▸ **Short task**:
Every line below that holds the string "facility" should be copied out.

[START OF Provided records]

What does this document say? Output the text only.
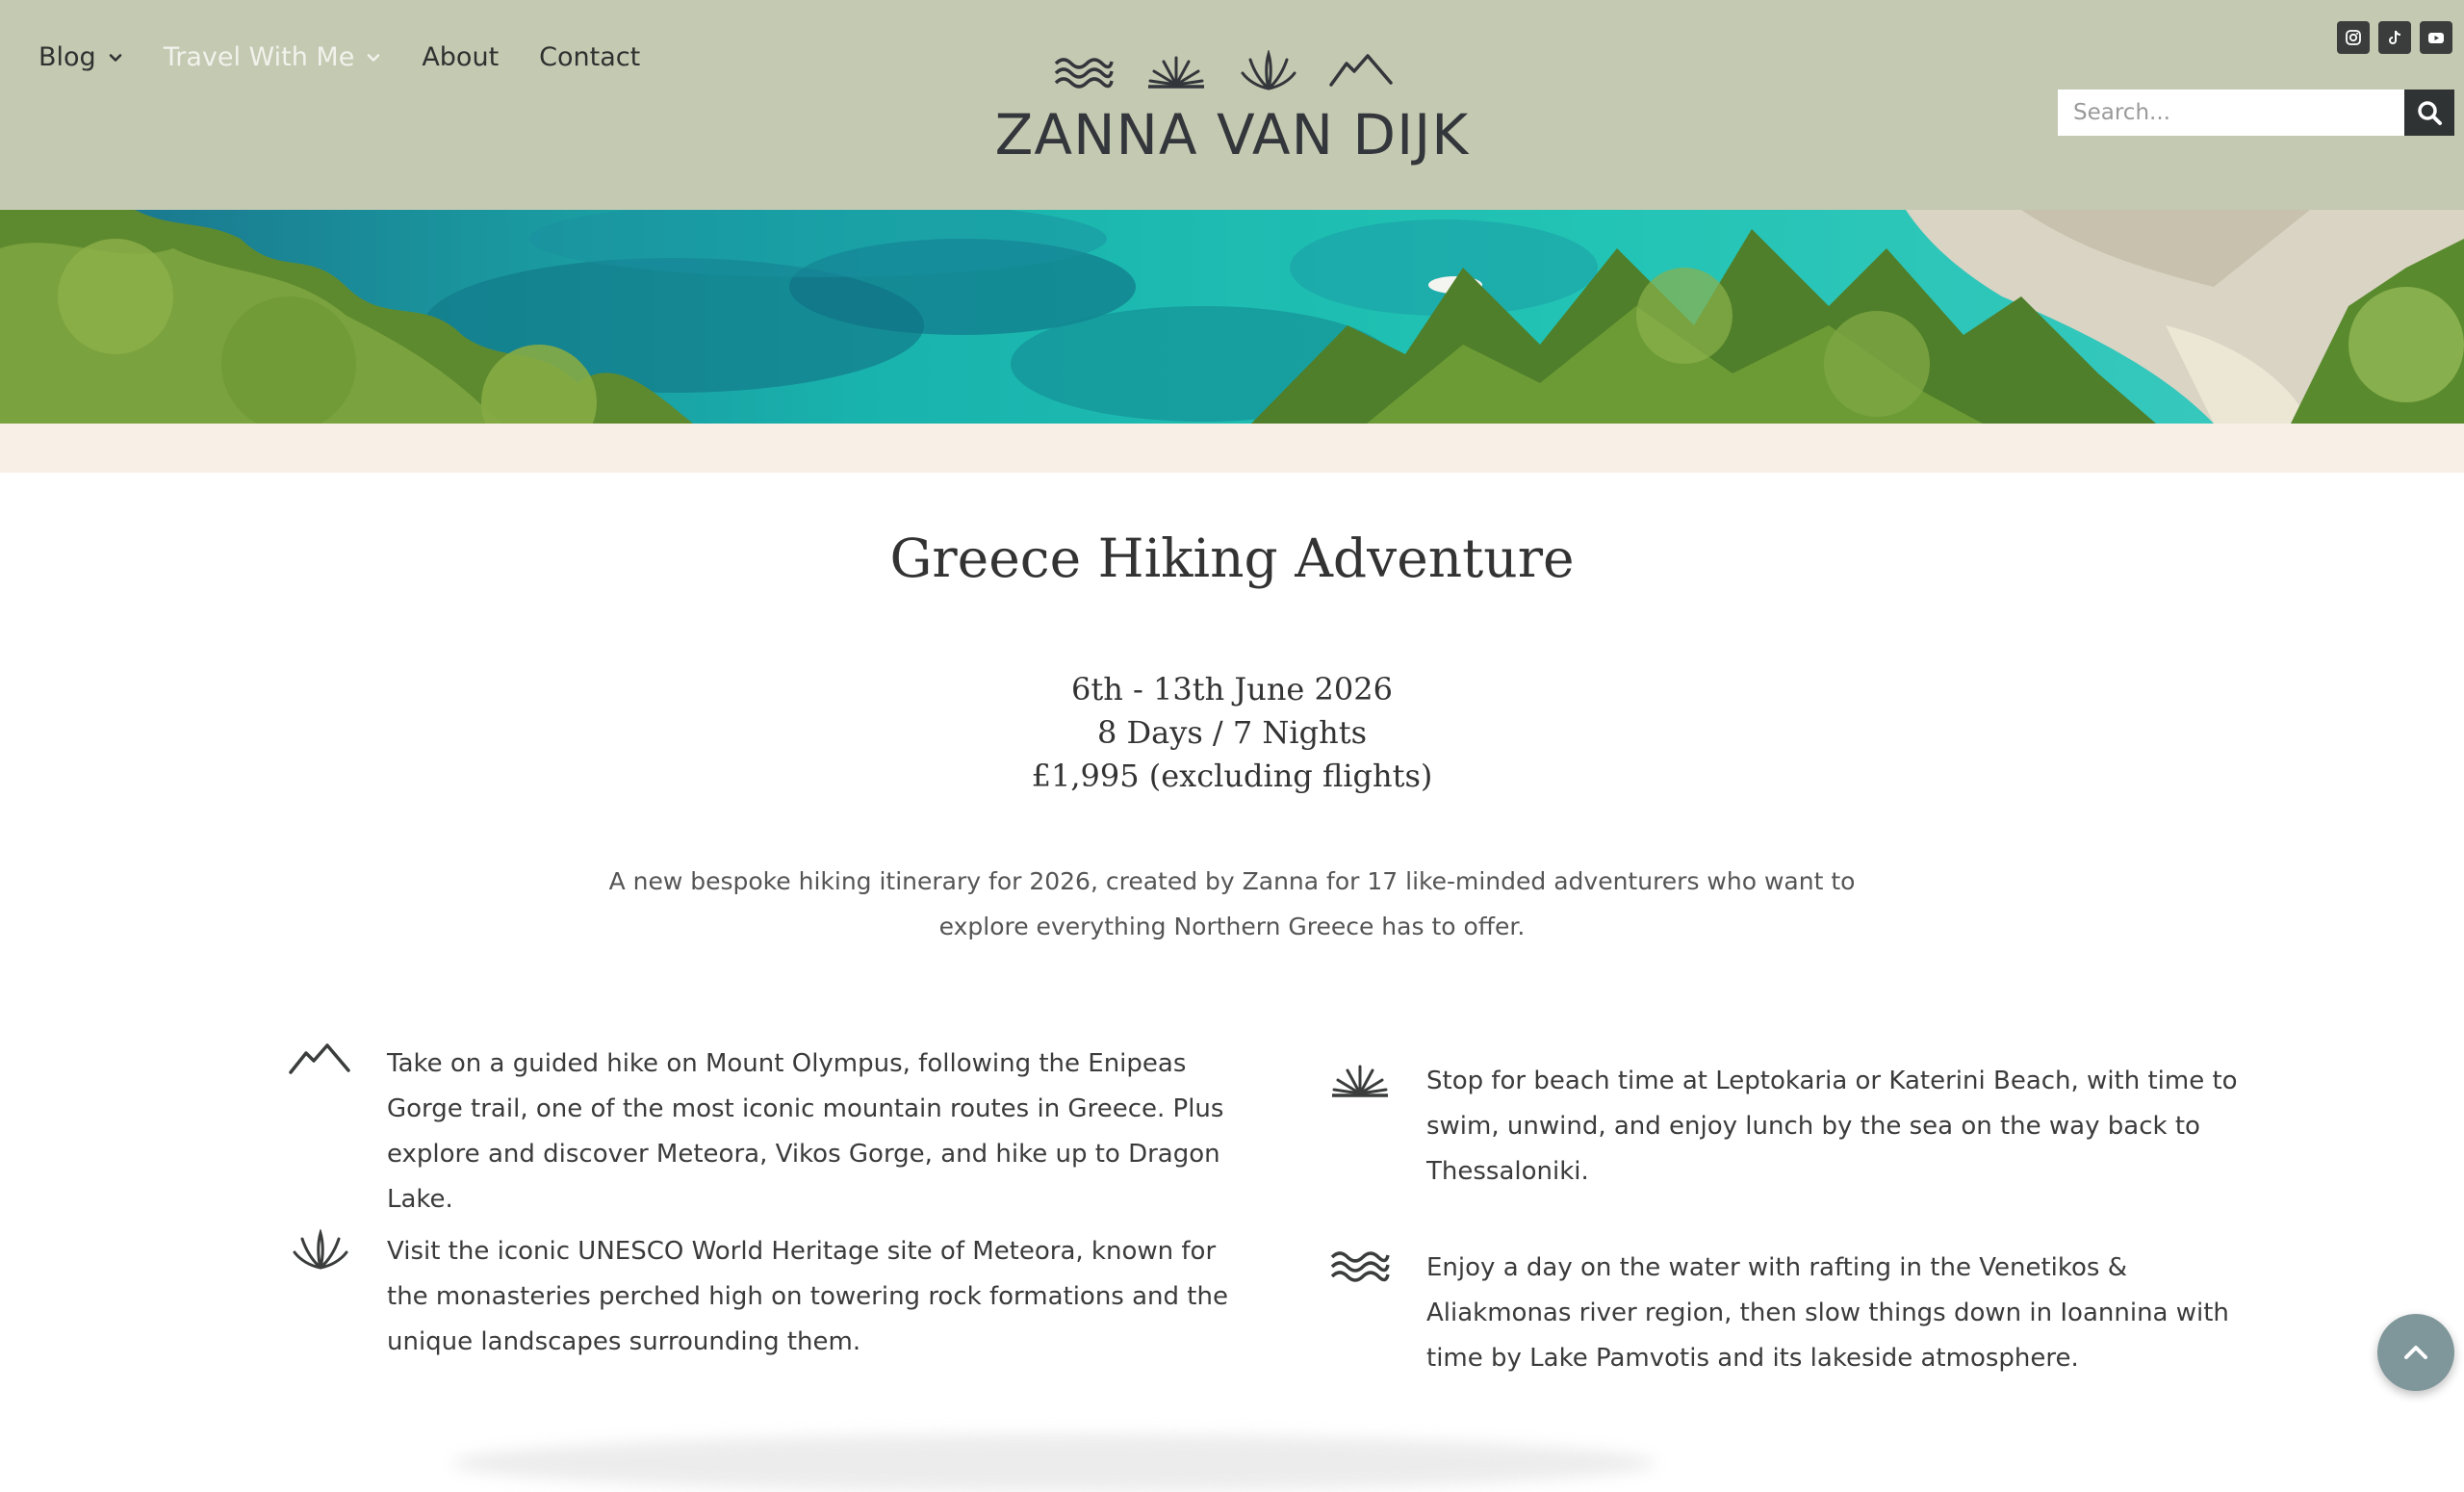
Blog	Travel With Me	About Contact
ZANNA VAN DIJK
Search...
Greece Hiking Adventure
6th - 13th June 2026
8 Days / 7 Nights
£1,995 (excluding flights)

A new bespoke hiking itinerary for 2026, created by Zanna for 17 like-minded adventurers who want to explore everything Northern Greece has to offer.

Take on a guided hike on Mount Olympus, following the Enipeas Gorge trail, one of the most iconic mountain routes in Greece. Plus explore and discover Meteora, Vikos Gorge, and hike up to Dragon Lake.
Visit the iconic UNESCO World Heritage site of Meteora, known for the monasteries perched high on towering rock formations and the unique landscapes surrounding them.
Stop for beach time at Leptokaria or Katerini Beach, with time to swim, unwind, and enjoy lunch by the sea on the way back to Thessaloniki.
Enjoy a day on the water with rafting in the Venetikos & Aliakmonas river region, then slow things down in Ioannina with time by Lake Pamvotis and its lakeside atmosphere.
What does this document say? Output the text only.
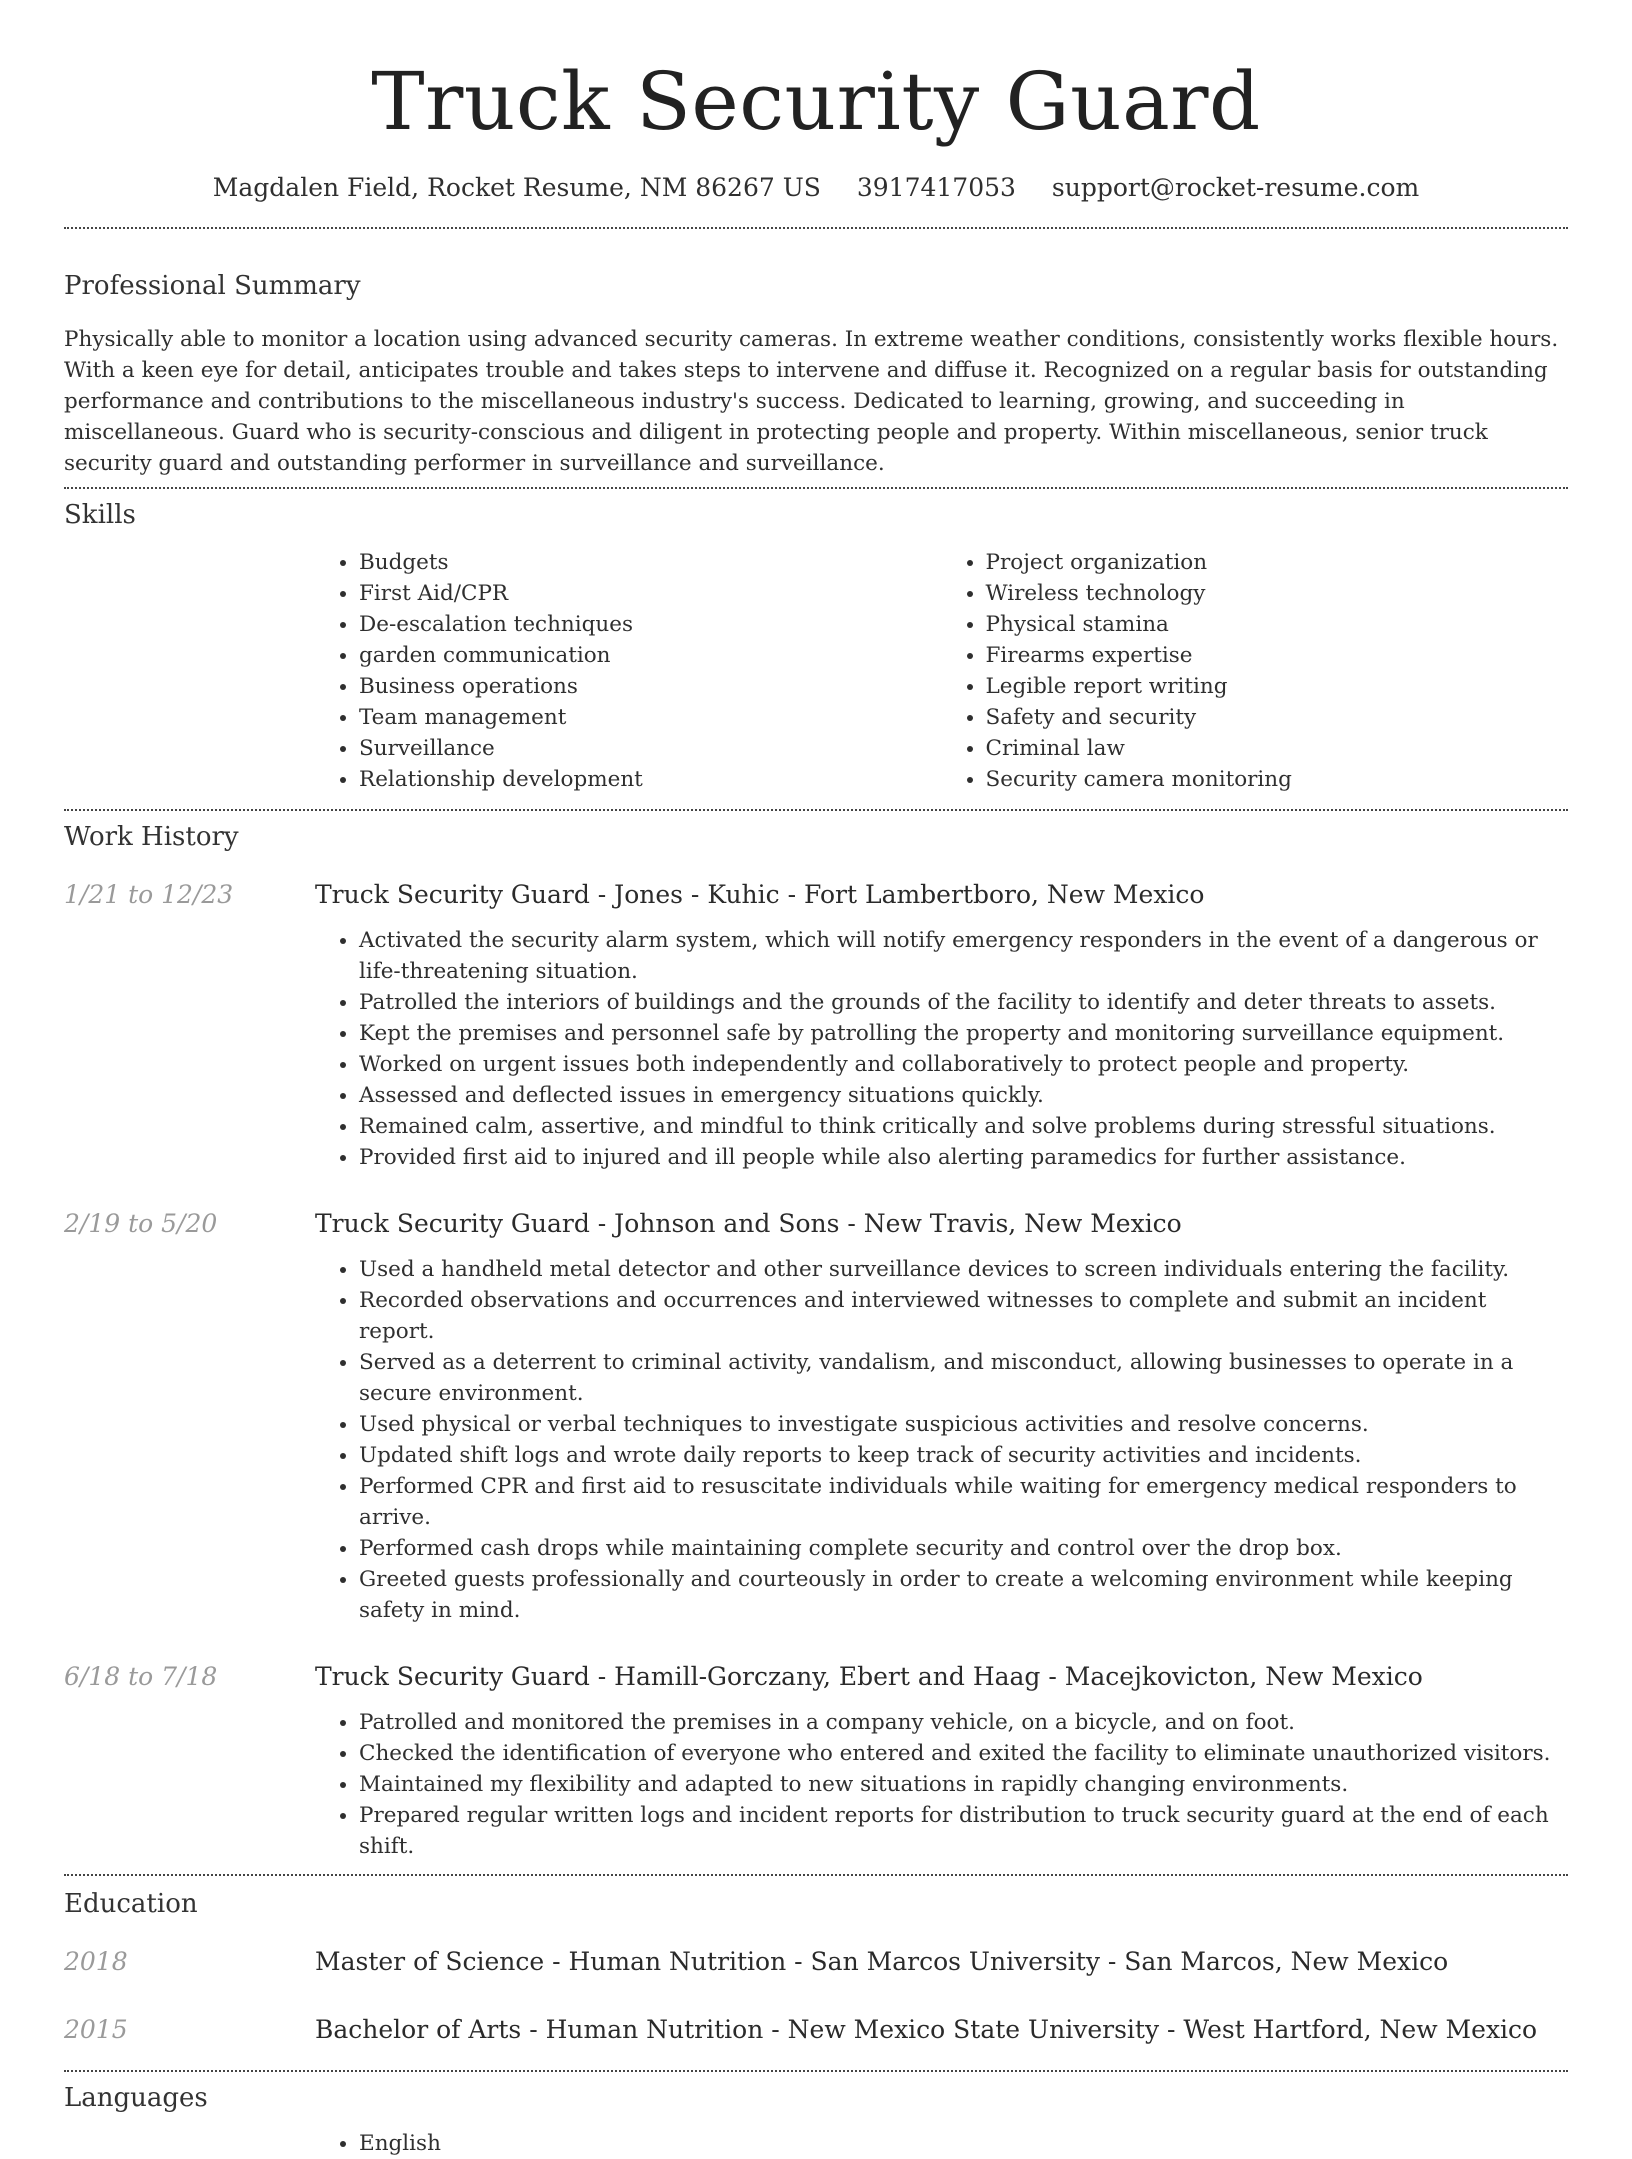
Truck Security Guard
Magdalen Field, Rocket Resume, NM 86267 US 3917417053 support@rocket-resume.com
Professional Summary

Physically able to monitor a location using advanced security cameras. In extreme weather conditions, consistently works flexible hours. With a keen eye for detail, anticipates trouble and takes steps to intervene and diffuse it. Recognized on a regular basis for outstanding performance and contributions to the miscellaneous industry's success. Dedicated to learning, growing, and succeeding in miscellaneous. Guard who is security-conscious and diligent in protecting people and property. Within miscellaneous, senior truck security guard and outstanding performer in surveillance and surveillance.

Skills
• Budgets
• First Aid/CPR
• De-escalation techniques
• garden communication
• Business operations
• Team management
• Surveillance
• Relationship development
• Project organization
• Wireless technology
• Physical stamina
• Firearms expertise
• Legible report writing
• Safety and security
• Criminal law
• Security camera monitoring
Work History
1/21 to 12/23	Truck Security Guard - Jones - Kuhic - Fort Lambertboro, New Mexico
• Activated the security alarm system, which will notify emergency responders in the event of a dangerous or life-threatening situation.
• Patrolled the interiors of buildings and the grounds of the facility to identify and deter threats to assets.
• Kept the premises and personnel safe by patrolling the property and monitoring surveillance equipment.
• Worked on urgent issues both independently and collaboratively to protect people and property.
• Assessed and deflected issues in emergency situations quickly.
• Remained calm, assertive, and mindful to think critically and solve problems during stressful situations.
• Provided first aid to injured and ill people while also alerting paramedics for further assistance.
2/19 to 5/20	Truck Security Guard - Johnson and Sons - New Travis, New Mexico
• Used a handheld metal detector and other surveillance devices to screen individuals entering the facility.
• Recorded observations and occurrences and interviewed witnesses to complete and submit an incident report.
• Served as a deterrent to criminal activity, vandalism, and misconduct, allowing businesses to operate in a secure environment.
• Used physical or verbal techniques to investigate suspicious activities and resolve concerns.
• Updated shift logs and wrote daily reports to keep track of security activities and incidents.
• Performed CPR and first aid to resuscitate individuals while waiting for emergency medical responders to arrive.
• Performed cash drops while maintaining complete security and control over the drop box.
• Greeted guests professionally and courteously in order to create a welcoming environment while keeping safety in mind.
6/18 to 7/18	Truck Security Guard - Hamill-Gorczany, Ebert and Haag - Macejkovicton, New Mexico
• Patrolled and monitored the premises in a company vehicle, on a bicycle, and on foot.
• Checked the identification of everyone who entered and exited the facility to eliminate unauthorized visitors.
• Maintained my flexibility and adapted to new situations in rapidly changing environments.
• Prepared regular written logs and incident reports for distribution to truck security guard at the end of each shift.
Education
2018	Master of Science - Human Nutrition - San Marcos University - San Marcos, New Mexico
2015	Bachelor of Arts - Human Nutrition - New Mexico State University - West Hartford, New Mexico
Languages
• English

[END OF Provided records]

▸ **Result for this task**:
• Patrolled the interiors of buildings and the grounds of the facility to identify and deter threats to assets.
• Used a handheld metal detector and other surveillance devices to screen individuals entering the facility.
• Checked the identification of everyone who entered and exited the facility to eliminate unauthorized visitors.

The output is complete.